_What you are asked to do_
Each record needs to be echoed exactly; can you do that?

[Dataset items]
•••••
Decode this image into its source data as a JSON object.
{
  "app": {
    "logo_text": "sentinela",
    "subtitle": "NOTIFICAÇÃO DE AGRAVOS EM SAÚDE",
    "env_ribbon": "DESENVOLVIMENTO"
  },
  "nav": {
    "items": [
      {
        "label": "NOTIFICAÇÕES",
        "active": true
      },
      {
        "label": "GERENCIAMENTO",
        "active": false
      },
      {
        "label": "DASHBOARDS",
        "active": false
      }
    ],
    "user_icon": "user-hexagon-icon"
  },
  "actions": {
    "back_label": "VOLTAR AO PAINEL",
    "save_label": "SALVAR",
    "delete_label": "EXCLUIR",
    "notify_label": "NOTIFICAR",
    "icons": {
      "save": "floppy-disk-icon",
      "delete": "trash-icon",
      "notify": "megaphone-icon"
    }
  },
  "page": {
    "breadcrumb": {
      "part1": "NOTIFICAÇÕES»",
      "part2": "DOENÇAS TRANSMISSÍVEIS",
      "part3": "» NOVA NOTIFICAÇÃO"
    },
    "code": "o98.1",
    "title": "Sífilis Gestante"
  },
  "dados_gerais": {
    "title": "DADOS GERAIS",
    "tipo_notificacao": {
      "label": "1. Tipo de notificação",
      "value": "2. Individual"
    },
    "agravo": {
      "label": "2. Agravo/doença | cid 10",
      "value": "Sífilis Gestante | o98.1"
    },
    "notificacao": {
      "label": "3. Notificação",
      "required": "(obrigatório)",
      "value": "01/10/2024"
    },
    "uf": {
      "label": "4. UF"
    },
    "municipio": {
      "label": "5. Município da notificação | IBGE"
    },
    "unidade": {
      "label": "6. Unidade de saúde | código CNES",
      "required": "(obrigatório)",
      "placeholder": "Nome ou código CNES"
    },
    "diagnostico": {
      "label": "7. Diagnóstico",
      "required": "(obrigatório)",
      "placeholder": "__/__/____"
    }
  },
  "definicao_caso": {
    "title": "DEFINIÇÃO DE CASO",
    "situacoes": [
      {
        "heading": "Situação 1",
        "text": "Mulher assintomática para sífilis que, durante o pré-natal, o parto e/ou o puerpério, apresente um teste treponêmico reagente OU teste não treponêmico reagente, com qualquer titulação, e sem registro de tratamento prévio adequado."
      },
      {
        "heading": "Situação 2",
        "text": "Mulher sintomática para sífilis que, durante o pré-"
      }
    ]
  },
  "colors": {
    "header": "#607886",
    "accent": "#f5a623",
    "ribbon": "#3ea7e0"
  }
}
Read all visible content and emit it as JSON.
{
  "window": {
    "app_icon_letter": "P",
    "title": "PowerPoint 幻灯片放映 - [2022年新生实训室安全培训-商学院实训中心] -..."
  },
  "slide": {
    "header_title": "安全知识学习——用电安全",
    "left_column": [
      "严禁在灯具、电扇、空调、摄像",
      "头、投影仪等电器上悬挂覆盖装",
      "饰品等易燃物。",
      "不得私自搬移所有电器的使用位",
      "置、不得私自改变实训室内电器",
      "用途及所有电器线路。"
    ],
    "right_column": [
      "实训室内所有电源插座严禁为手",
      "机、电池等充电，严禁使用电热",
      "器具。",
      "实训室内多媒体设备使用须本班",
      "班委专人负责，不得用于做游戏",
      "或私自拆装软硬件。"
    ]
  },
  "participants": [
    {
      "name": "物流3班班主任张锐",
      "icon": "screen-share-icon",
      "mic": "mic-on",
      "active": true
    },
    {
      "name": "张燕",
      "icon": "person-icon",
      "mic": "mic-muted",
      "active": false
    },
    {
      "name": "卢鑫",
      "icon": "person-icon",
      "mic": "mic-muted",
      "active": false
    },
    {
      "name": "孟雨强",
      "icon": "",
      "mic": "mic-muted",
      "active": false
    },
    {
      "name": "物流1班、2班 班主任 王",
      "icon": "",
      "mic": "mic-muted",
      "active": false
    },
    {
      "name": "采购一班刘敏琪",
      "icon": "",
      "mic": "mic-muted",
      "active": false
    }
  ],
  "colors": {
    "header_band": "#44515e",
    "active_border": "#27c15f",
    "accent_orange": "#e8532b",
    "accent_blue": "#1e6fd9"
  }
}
•••••
_Answer to this problem_
Decode this image into its source data as a JSON object.
{
  "app": {
    "logo_text": "sentinela",
    "subtitle": "NOTIFICAÇÃO DE AGRAVOS EM SAÚDE",
    "env_ribbon": "DESENVOLVIMENTO"
  },
  "nav": {
    "items": [
      {
        "label": "NOTIFICAÇÕES",
        "active": true
      },
      {
        "label": "GERENCIAMENTO",
        "active": false
      },
      {
        "label": "DASHBOARDS",
        "active": false
      }
    ],
    "user_icon": "user-hexagon-icon"
  },
  "actions": {
    "back_label": "VOLTAR AO PAINEL",
    "save_label": "SALVAR",
    "delete_label": "EXCLUIR",
    "notify_label": "NOTIFICAR",
    "icons": {
      "save": "floppy-disk-icon",
      "delete": "trash-icon",
      "notify": "megaphone-icon"
    }
  },
  "page": {
    "breadcrumb": {
      "part1": "NOTIFICAÇÕES»",
      "part2": "DOENÇAS TRANSMISSÍVEIS",
      "part3": "» NOVA NOTIFICAÇÃO"
    },
    "code": "o98.1",
    "title": "Sífilis Gestante"
  },
  "dados_gerais": {
    "title": "DADOS GERAIS",
    "tipo_notificacao": {
      "label": "1. Tipo de notificação",
      "value": "2. Individual"
    },
    "agravo": {
      "label": "2. Agravo/doença | cid 10",
      "value": "Sífilis Gestante | o98.1"
    },
    "notificacao": {
      "label": "3. Notificação",
      "required": "(obrigatório)",
      "value": "01/10/2024"
    },
    "uf": {
      "label": "4. UF"
    },
    "municipio": {
      "label": "5. Município da notificação | IBGE"
    },
    "unidade": {
      "label": "6. Unidade de saúde | código CNES",
      "required": "(obrigatório)",
      "placeholder": "Nome ou código CNES"
    },
    "diagnostico": {
      "label": "7. Diagnóstico",
      "required": "(obrigatório)",
      "placeholder": "__/__/____"
    }
  },
  "definicao_caso": {
    "title": "DEFINIÇÃO DE CASO",
    "situacoes": [
      {
        "heading": "Situação 1",
        "text": "Mulher assintomática para sífilis que, durante o pré-natal, o parto e/ou o puerpério, apresente um teste treponêmico reagente OU teste não treponêmico reagente, com qualquer titulação, e sem registro de tratamento prévio adequado."
      },
      {
        "heading": "Situação 2",
        "text": "Mulher sintomática para sífilis que, durante o pré-"
      }
    ]
  },
  "colors": {
    "header": "#607886",
    "accent": "#f5a623",
    "ribbon": "#3ea7e0"
  }
}
Read all visible content and emit it as JSON.
{
  "window": {
    "app_icon_letter": "P",
    "title": "PowerPoint 幻灯片放映 - [2022年新生实训室安全培训-商学院实训中心] -..."
  },
  "slide": {
    "header_title": "安全知识学习——用电安全",
    "left_column": [
      "严禁在灯具、电扇、空调、摄像",
      "头、投影仪等电器上悬挂覆盖装",
      "饰品等易燃物。",
      "不得私自搬移所有电器的使用位",
      "置、不得私自改变实训室内电器",
      "用途及所有电器线路。"
    ],
    "right_column": [
      "实训室内所有电源插座严禁为手",
      "机、电池等充电，严禁使用电热",
      "器具。",
      "实训室内多媒体设备使用须本班",
      "班委专人负责，不得用于做游戏",
      "或私自拆装软硬件。"
    ]
  },
  "participants": [
    {
      "name": "物流3班班主任张锐",
      "icon": "screen-share-icon",
      "mic": "mic-on",
      "active": true
    },
    {
      "name": "张燕",
      "icon": "person-icon",
      "mic": "mic-muted",
      "active": false
    },
    {
      "name": "卢鑫",
      "icon": "person-icon",
      "mic": "mic-muted",
      "active": false
    },
    {
      "name": "孟雨强",
      "icon": "",
      "mic": "mic-muted",
      "active": false
    },
    {
      "name": "物流1班、2班 班主任 王",
      "icon": "",
      "mic": "mic-muted",
      "active": false
    },
    {
      "name": "采购一班刘敏琪",
      "icon": "",
      "mic": "mic-muted",
      "active": false
    }
  ],
  "colors": {
    "header_band": "#44515e",
    "active_border": "#27c15f",
    "accent_orange": "#e8532b",
    "accent_blue": "#1e6fd9"
  }
}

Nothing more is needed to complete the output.